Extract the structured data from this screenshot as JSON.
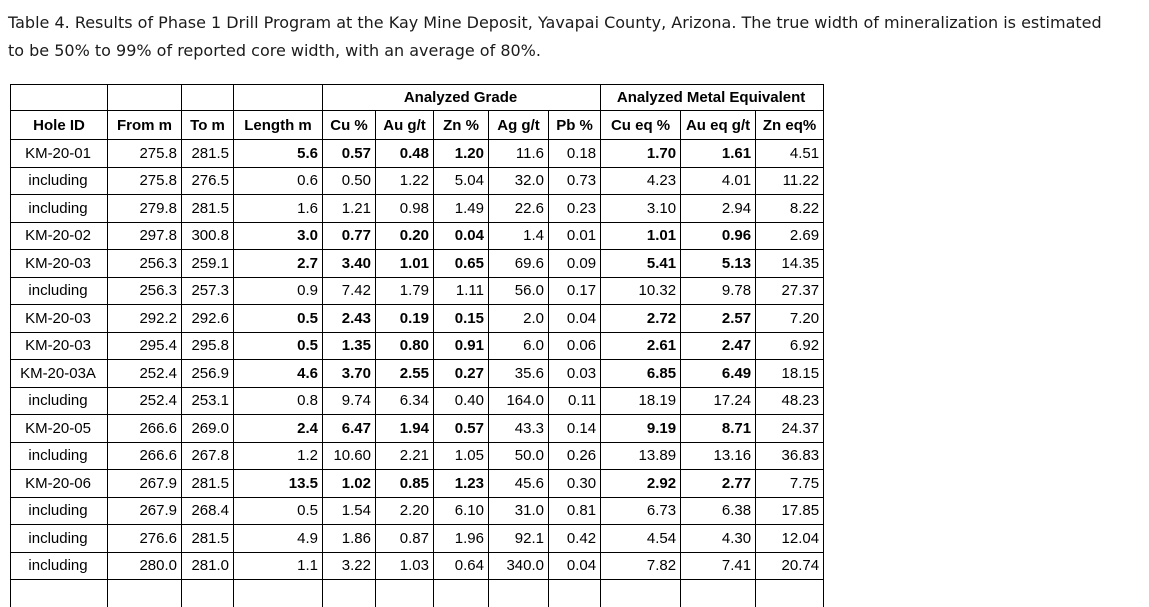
{
  "title": "Table 4. Results of Phase 1 Drill Program at the Kay Mine Deposit, Yavapai County, Arizona. The true width of mineralization is estimated to be 50% to 99% of reported core width, with an average of 80%.",
  "table": {
    "group_headers": [
      "Analyzed Grade",
      "Analyzed Metal Equivalent"
    ],
    "columns": [
      "Hole ID",
      "From m",
      "To m",
      "Length m",
      "Cu %",
      "Au g/t",
      "Zn %",
      "Ag g/t",
      "Pb %",
      "Cu eq %",
      "Au eq g/t",
      "Zn eq%"
    ],
    "rows": [
      {
        "hole": "KM-20-01",
        "from": "275.8",
        "to": "281.5",
        "length": "5.6",
        "cu": "0.57",
        "au": "0.48",
        "zn": "1.20",
        "ag": "11.6",
        "pb": "0.18",
        "cu_eq": "1.70",
        "au_eq": "1.61",
        "zn_eq": "4.51",
        "emphasis": true
      },
      {
        "hole": "including",
        "from": "275.8",
        "to": "276.5",
        "length": "0.6",
        "cu": "0.50",
        "au": "1.22",
        "zn": "5.04",
        "ag": "32.0",
        "pb": "0.73",
        "cu_eq": "4.23",
        "au_eq": "4.01",
        "zn_eq": "11.22",
        "emphasis": false
      },
      {
        "hole": "including",
        "from": "279.8",
        "to": "281.5",
        "length": "1.6",
        "cu": "1.21",
        "au": "0.98",
        "zn": "1.49",
        "ag": "22.6",
        "pb": "0.23",
        "cu_eq": "3.10",
        "au_eq": "2.94",
        "zn_eq": "8.22",
        "emphasis": false
      },
      {
        "hole": "KM-20-02",
        "from": "297.8",
        "to": "300.8",
        "length": "3.0",
        "cu": "0.77",
        "au": "0.20",
        "zn": "0.04",
        "ag": "1.4",
        "pb": "0.01",
        "cu_eq": "1.01",
        "au_eq": "0.96",
        "zn_eq": "2.69",
        "emphasis": true
      },
      {
        "hole": "KM-20-03",
        "from": "256.3",
        "to": "259.1",
        "length": "2.7",
        "cu": "3.40",
        "au": "1.01",
        "zn": "0.65",
        "ag": "69.6",
        "pb": "0.09",
        "cu_eq": "5.41",
        "au_eq": "5.13",
        "zn_eq": "14.35",
        "emphasis": true
      },
      {
        "hole": "including",
        "from": "256.3",
        "to": "257.3",
        "length": "0.9",
        "cu": "7.42",
        "au": "1.79",
        "zn": "1.11",
        "ag": "56.0",
        "pb": "0.17",
        "cu_eq": "10.32",
        "au_eq": "9.78",
        "zn_eq": "27.37",
        "emphasis": false
      },
      {
        "hole": "KM-20-03",
        "from": "292.2",
        "to": "292.6",
        "length": "0.5",
        "cu": "2.43",
        "au": "0.19",
        "zn": "0.15",
        "ag": "2.0",
        "pb": "0.04",
        "cu_eq": "2.72",
        "au_eq": "2.57",
        "zn_eq": "7.20",
        "emphasis": true
      },
      {
        "hole": "KM-20-03",
        "from": "295.4",
        "to": "295.8",
        "length": "0.5",
        "cu": "1.35",
        "au": "0.80",
        "zn": "0.91",
        "ag": "6.0",
        "pb": "0.06",
        "cu_eq": "2.61",
        "au_eq": "2.47",
        "zn_eq": "6.92",
        "emphasis": true
      },
      {
        "hole": "KM-20-03A",
        "from": "252.4",
        "to": "256.9",
        "length": "4.6",
        "cu": "3.70",
        "au": "2.55",
        "zn": "0.27",
        "ag": "35.6",
        "pb": "0.03",
        "cu_eq": "6.85",
        "au_eq": "6.49",
        "zn_eq": "18.15",
        "emphasis": true
      },
      {
        "hole": "including",
        "from": "252.4",
        "to": "253.1",
        "length": "0.8",
        "cu": "9.74",
        "au": "6.34",
        "zn": "0.40",
        "ag": "164.0",
        "pb": "0.11",
        "cu_eq": "18.19",
        "au_eq": "17.24",
        "zn_eq": "48.23",
        "emphasis": false
      },
      {
        "hole": "KM-20-05",
        "from": "266.6",
        "to": "269.0",
        "length": "2.4",
        "cu": "6.47",
        "au": "1.94",
        "zn": "0.57",
        "ag": "43.3",
        "pb": "0.14",
        "cu_eq": "9.19",
        "au_eq": "8.71",
        "zn_eq": "24.37",
        "emphasis": true
      },
      {
        "hole": "including",
        "from": "266.6",
        "to": "267.8",
        "length": "1.2",
        "cu": "10.60",
        "au": "2.21",
        "zn": "1.05",
        "ag": "50.0",
        "pb": "0.26",
        "cu_eq": "13.89",
        "au_eq": "13.16",
        "zn_eq": "36.83",
        "emphasis": false
      },
      {
        "hole": "KM-20-06",
        "from": "267.9",
        "to": "281.5",
        "length": "13.5",
        "cu": "1.02",
        "au": "0.85",
        "zn": "1.23",
        "ag": "45.6",
        "pb": "0.30",
        "cu_eq": "2.92",
        "au_eq": "2.77",
        "zn_eq": "7.75",
        "emphasis": true
      },
      {
        "hole": "including",
        "from": "267.9",
        "to": "268.4",
        "length": "0.5",
        "cu": "1.54",
        "au": "2.20",
        "zn": "6.10",
        "ag": "31.0",
        "pb": "0.81",
        "cu_eq": "6.73",
        "au_eq": "6.38",
        "zn_eq": "17.85",
        "emphasis": false
      },
      {
        "hole": "including",
        "from": "276.6",
        "to": "281.5",
        "length": "4.9",
        "cu": "1.86",
        "au": "0.87",
        "zn": "1.96",
        "ag": "92.1",
        "pb": "0.42",
        "cu_eq": "4.54",
        "au_eq": "4.30",
        "zn_eq": "12.04",
        "emphasis": false
      },
      {
        "hole": "including",
        "from": "280.0",
        "to": "281.0",
        "length": "1.1",
        "cu": "3.22",
        "au": "1.03",
        "zn": "0.64",
        "ag": "340.0",
        "pb": "0.04",
        "cu_eq": "7.82",
        "au_eq": "7.41",
        "zn_eq": "20.74",
        "emphasis": false
      }
    ]
  }
}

● **Task objective**:
Print every record above exactly as written, leaving out the pictures.

● **Reply to the task**:
Extract the structured data from this screenshot as JSON.
{
  "title": "Table 4. Results of Phase 1 Drill Program at the Kay Mine Deposit, Yavapai County, Arizona. The true width of mineralization is estimated to be 50% to 99% of reported core width, with an average of 80%.",
  "table": {
    "group_headers": [
      "Analyzed Grade",
      "Analyzed Metal Equivalent"
    ],
    "columns": [
      "Hole ID",
      "From m",
      "To m",
      "Length m",
      "Cu %",
      "Au g/t",
      "Zn %",
      "Ag g/t",
      "Pb %",
      "Cu eq %",
      "Au eq g/t",
      "Zn eq%"
    ],
    "rows": [
      {
        "hole": "KM-20-01",
        "from": "275.8",
        "to": "281.5",
        "length": "5.6",
        "cu": "0.57",
        "au": "0.48",
        "zn": "1.20",
        "ag": "11.6",
        "pb": "0.18",
        "cu_eq": "1.70",
        "au_eq": "1.61",
        "zn_eq": "4.51",
        "emphasis": true
      },
      {
        "hole": "including",
        "from": "275.8",
        "to": "276.5",
        "length": "0.6",
        "cu": "0.50",
        "au": "1.22",
        "zn": "5.04",
        "ag": "32.0",
        "pb": "0.73",
        "cu_eq": "4.23",
        "au_eq": "4.01",
        "zn_eq": "11.22",
        "emphasis": false
      },
      {
        "hole": "including",
        "from": "279.8",
        "to": "281.5",
        "length": "1.6",
        "cu": "1.21",
        "au": "0.98",
        "zn": "1.49",
        "ag": "22.6",
        "pb": "0.23",
        "cu_eq": "3.10",
        "au_eq": "2.94",
        "zn_eq": "8.22",
        "emphasis": false
      },
      {
        "hole": "KM-20-02",
        "from": "297.8",
        "to": "300.8",
        "length": "3.0",
        "cu": "0.77",
        "au": "0.20",
        "zn": "0.04",
        "ag": "1.4",
        "pb": "0.01",
        "cu_eq": "1.01",
        "au_eq": "0.96",
        "zn_eq": "2.69",
        "emphasis": true
      },
      {
        "hole": "KM-20-03",
        "from": "256.3",
        "to": "259.1",
        "length": "2.7",
        "cu": "3.40",
        "au": "1.01",
        "zn": "0.65",
        "ag": "69.6",
        "pb": "0.09",
        "cu_eq": "5.41",
        "au_eq": "5.13",
        "zn_eq": "14.35",
        "emphasis": true
      },
      {
        "hole": "including",
        "from": "256.3",
        "to": "257.3",
        "length": "0.9",
        "cu": "7.42",
        "au": "1.79",
        "zn": "1.11",
        "ag": "56.0",
        "pb": "0.17",
        "cu_eq": "10.32",
        "au_eq": "9.78",
        "zn_eq": "27.37",
        "emphasis": false
      },
      {
        "hole": "KM-20-03",
        "from": "292.2",
        "to": "292.6",
        "length": "0.5",
        "cu": "2.43",
        "au": "0.19",
        "zn": "0.15",
        "ag": "2.0",
        "pb": "0.04",
        "cu_eq": "2.72",
        "au_eq": "2.57",
        "zn_eq": "7.20",
        "emphasis": true
      },
      {
        "hole": "KM-20-03",
        "from": "295.4",
        "to": "295.8",
        "length": "0.5",
        "cu": "1.35",
        "au": "0.80",
        "zn": "0.91",
        "ag": "6.0",
        "pb": "0.06",
        "cu_eq": "2.61",
        "au_eq": "2.47",
        "zn_eq": "6.92",
        "emphasis": true
      },
      {
        "hole": "KM-20-03A",
        "from": "252.4",
        "to": "256.9",
        "length": "4.6",
        "cu": "3.70",
        "au": "2.55",
        "zn": "0.27",
        "ag": "35.6",
        "pb": "0.03",
        "cu_eq": "6.85",
        "au_eq": "6.49",
        "zn_eq": "18.15",
        "emphasis": true
      },
      {
        "hole": "including",
        "from": "252.4",
        "to": "253.1",
        "length": "0.8",
        "cu": "9.74",
        "au": "6.34",
        "zn": "0.40",
        "ag": "164.0",
        "pb": "0.11",
        "cu_eq": "18.19",
        "au_eq": "17.24",
        "zn_eq": "48.23",
        "emphasis": false
      },
      {
        "hole": "KM-20-05",
        "from": "266.6",
        "to": "269.0",
        "length": "2.4",
        "cu": "6.47",
        "au": "1.94",
        "zn": "0.57",
        "ag": "43.3",
        "pb": "0.14",
        "cu_eq": "9.19",
        "au_eq": "8.71",
        "zn_eq": "24.37",
        "emphasis": true
      },
      {
        "hole": "including",
        "from": "266.6",
        "to": "267.8",
        "length": "1.2",
        "cu": "10.60",
        "au": "2.21",
        "zn": "1.05",
        "ag": "50.0",
        "pb": "0.26",
        "cu_eq": "13.89",
        "au_eq": "13.16",
        "zn_eq": "36.83",
        "emphasis": false
      },
      {
        "hole": "KM-20-06",
        "from": "267.9",
        "to": "281.5",
        "length": "13.5",
        "cu": "1.02",
        "au": "0.85",
        "zn": "1.23",
        "ag": "45.6",
        "pb": "0.30",
        "cu_eq": "2.92",
        "au_eq": "2.77",
        "zn_eq": "7.75",
        "emphasis": true
      },
      {
        "hole": "including",
        "from": "267.9",
        "to": "268.4",
        "length": "0.5",
        "cu": "1.54",
        "au": "2.20",
        "zn": "6.10",
        "ag": "31.0",
        "pb": "0.81",
        "cu_eq": "6.73",
        "au_eq": "6.38",
        "zn_eq": "17.85",
        "emphasis": false
      },
      {
        "hole": "including",
        "from": "276.6",
        "to": "281.5",
        "length": "4.9",
        "cu": "1.86",
        "au": "0.87",
        "zn": "1.96",
        "ag": "92.1",
        "pb": "0.42",
        "cu_eq": "4.54",
        "au_eq": "4.30",
        "zn_eq": "12.04",
        "emphasis": false
      },
      {
        "hole": "including",
        "from": "280.0",
        "to": "281.0",
        "length": "1.1",
        "cu": "3.22",
        "au": "1.03",
        "zn": "0.64",
        "ag": "340.0",
        "pb": "0.04",
        "cu_eq": "7.82",
        "au_eq": "7.41",
        "zn_eq": "20.74",
        "emphasis": false
      }
    ]
  }
}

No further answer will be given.